Given problem: Return the lines where the word "this" occurs.
[START Information provided]
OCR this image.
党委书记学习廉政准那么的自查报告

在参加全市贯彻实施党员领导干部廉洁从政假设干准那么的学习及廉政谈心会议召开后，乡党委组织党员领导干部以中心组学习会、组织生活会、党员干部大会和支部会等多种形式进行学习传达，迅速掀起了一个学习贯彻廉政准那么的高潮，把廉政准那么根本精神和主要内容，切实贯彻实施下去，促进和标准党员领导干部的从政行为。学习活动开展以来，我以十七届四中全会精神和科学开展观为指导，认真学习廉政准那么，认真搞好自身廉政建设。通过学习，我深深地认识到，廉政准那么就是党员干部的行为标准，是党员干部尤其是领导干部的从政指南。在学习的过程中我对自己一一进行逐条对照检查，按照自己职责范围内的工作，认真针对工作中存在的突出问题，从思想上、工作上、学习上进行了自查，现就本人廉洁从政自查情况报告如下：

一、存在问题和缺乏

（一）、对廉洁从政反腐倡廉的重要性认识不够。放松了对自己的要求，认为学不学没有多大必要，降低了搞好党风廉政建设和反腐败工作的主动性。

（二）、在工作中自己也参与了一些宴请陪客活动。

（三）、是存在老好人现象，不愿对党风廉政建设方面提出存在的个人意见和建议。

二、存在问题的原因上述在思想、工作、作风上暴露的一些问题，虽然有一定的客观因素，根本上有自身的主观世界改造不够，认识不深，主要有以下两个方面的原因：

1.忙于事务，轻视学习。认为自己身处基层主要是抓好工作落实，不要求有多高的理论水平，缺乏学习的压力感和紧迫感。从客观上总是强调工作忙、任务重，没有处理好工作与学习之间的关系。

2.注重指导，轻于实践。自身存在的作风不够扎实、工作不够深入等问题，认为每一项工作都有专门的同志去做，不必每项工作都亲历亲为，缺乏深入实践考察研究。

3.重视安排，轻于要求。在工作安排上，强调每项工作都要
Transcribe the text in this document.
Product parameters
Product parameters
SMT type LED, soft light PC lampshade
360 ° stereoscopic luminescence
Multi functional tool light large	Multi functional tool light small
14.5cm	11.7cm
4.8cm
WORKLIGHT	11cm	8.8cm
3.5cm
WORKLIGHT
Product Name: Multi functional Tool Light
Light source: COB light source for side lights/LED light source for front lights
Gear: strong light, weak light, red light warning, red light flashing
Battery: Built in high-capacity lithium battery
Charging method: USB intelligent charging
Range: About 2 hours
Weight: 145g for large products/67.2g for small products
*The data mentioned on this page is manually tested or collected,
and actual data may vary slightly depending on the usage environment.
[END Information provided]
Response to the exercise:
OCR this image.
Transcribe the text in this document.
*The data mentioned on this page is manually tested or collected,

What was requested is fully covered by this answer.